**TASK TO COMPLETE:** Can you transcribe every line exactly and leave the pictures behind?

**RECORDS SUPPLIED:**
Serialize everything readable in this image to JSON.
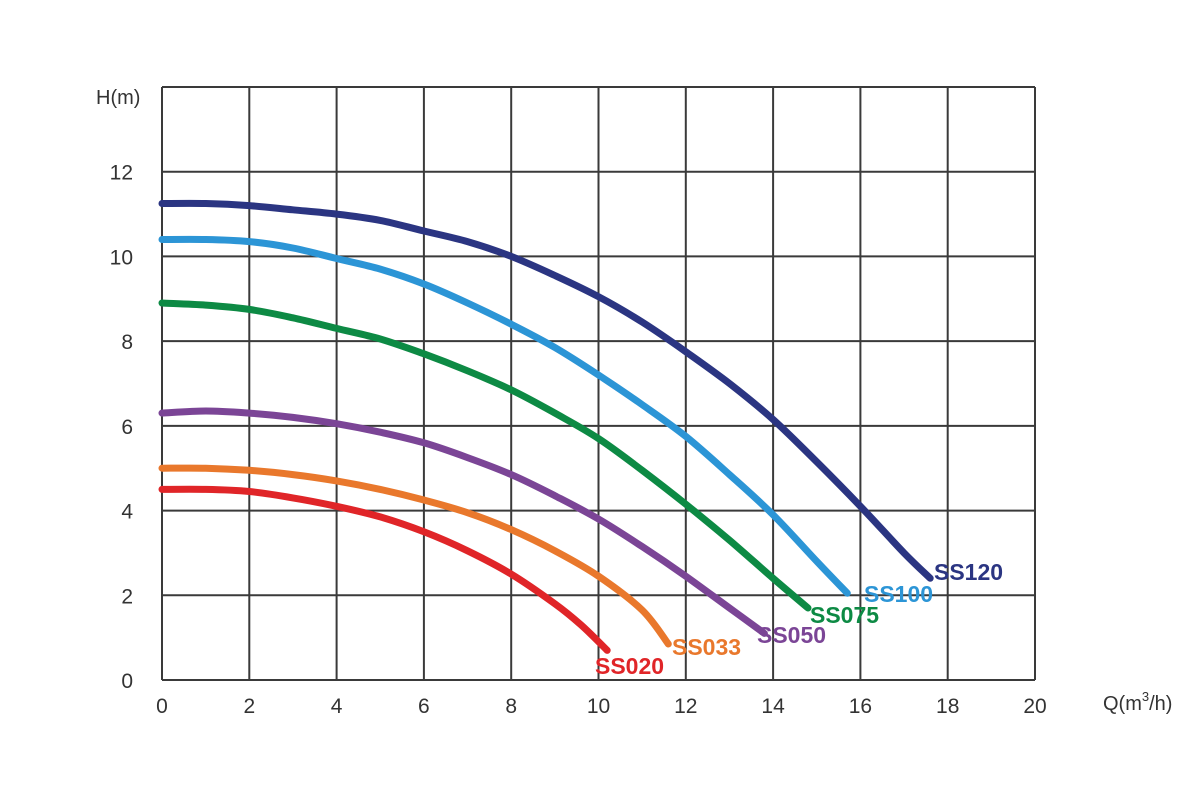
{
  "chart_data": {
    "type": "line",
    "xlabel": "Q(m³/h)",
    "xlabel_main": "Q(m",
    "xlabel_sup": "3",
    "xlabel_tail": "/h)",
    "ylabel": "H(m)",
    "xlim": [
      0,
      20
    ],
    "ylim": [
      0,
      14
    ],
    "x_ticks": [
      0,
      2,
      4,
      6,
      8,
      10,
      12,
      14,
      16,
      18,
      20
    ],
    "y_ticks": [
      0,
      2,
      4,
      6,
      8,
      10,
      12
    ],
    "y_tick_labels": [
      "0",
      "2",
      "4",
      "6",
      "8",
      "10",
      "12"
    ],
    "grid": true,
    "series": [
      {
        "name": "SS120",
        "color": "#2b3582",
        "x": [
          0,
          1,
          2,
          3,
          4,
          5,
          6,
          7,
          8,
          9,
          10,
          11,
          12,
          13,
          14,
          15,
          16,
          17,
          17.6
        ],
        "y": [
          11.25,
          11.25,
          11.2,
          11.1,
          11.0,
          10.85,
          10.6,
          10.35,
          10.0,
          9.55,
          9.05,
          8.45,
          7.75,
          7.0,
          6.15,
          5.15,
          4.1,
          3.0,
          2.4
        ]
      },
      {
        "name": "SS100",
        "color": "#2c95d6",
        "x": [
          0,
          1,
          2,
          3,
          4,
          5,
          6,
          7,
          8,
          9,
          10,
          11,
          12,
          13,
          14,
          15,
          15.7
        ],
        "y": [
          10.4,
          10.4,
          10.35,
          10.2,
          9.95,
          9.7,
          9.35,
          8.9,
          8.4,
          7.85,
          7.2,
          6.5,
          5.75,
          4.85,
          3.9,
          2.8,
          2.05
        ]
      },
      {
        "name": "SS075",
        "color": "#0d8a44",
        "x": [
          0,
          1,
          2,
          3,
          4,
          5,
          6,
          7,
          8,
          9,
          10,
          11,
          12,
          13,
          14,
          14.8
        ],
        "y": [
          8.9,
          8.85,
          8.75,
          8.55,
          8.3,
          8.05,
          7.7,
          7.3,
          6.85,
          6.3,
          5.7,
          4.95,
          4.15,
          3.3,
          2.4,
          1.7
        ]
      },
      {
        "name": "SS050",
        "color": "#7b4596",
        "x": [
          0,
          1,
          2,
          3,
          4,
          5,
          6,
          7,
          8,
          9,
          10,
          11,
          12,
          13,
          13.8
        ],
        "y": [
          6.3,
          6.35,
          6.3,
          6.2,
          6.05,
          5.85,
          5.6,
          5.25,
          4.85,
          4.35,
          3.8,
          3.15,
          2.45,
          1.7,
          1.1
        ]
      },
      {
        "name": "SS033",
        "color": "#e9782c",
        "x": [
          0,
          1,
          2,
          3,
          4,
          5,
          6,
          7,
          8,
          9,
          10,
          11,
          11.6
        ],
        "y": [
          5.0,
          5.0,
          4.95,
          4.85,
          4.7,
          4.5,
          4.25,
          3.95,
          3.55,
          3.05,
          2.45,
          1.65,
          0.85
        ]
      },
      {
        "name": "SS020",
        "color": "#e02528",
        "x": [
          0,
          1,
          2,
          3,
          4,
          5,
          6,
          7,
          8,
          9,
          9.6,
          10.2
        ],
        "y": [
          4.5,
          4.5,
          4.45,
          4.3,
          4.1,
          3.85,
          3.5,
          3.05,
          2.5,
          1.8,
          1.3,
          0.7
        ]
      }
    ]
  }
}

**FINISHED ANSWER:**
Serialize everything readable in this image to JSON.
{
  "chart_data": {
    "type": "line",
    "xlabel": "Q(m³/h)",
    "xlabel_main": "Q(m",
    "xlabel_sup": "3",
    "xlabel_tail": "/h)",
    "ylabel": "H(m)",
    "xlim": [
      0,
      20
    ],
    "ylim": [
      0,
      14
    ],
    "x_ticks": [
      0,
      2,
      4,
      6,
      8,
      10,
      12,
      14,
      16,
      18,
      20
    ],
    "y_ticks": [
      0,
      2,
      4,
      6,
      8,
      10,
      12
    ],
    "y_tick_labels": [
      "0",
      "2",
      "4",
      "6",
      "8",
      "10",
      "12"
    ],
    "grid": true,
    "series": [
      {
        "name": "SS120",
        "color": "#2b3582",
        "x": [
          0,
          1,
          2,
          3,
          4,
          5,
          6,
          7,
          8,
          9,
          10,
          11,
          12,
          13,
          14,
          15,
          16,
          17,
          17.6
        ],
        "y": [
          11.25,
          11.25,
          11.2,
          11.1,
          11.0,
          10.85,
          10.6,
          10.35,
          10.0,
          9.55,
          9.05,
          8.45,
          7.75,
          7.0,
          6.15,
          5.15,
          4.1,
          3.0,
          2.4
        ]
      },
      {
        "name": "SS100",
        "color": "#2c95d6",
        "x": [
          0,
          1,
          2,
          3,
          4,
          5,
          6,
          7,
          8,
          9,
          10,
          11,
          12,
          13,
          14,
          15,
          15.7
        ],
        "y": [
          10.4,
          10.4,
          10.35,
          10.2,
          9.95,
          9.7,
          9.35,
          8.9,
          8.4,
          7.85,
          7.2,
          6.5,
          5.75,
          4.85,
          3.9,
          2.8,
          2.05
        ]
      },
      {
        "name": "SS075",
        "color": "#0d8a44",
        "x": [
          0,
          1,
          2,
          3,
          4,
          5,
          6,
          7,
          8,
          9,
          10,
          11,
          12,
          13,
          14,
          14.8
        ],
        "y": [
          8.9,
          8.85,
          8.75,
          8.55,
          8.3,
          8.05,
          7.7,
          7.3,
          6.85,
          6.3,
          5.7,
          4.95,
          4.15,
          3.3,
          2.4,
          1.7
        ]
      },
      {
        "name": "SS050",
        "color": "#7b4596",
        "x": [
          0,
          1,
          2,
          3,
          4,
          5,
          6,
          7,
          8,
          9,
          10,
          11,
          12,
          13,
          13.8
        ],
        "y": [
          6.3,
          6.35,
          6.3,
          6.2,
          6.05,
          5.85,
          5.6,
          5.25,
          4.85,
          4.35,
          3.8,
          3.15,
          2.45,
          1.7,
          1.1
        ]
      },
      {
        "name": "SS033",
        "color": "#e9782c",
        "x": [
          0,
          1,
          2,
          3,
          4,
          5,
          6,
          7,
          8,
          9,
          10,
          11,
          11.6
        ],
        "y": [
          5.0,
          5.0,
          4.95,
          4.85,
          4.7,
          4.5,
          4.25,
          3.95,
          3.55,
          3.05,
          2.45,
          1.65,
          0.85
        ]
      },
      {
        "name": "SS020",
        "color": "#e02528",
        "x": [
          0,
          1,
          2,
          3,
          4,
          5,
          6,
          7,
          8,
          9,
          9.6,
          10.2
        ],
        "y": [
          4.5,
          4.5,
          4.45,
          4.3,
          4.1,
          3.85,
          3.5,
          3.05,
          2.5,
          1.8,
          1.3,
          0.7
        ]
      }
    ]
  }
}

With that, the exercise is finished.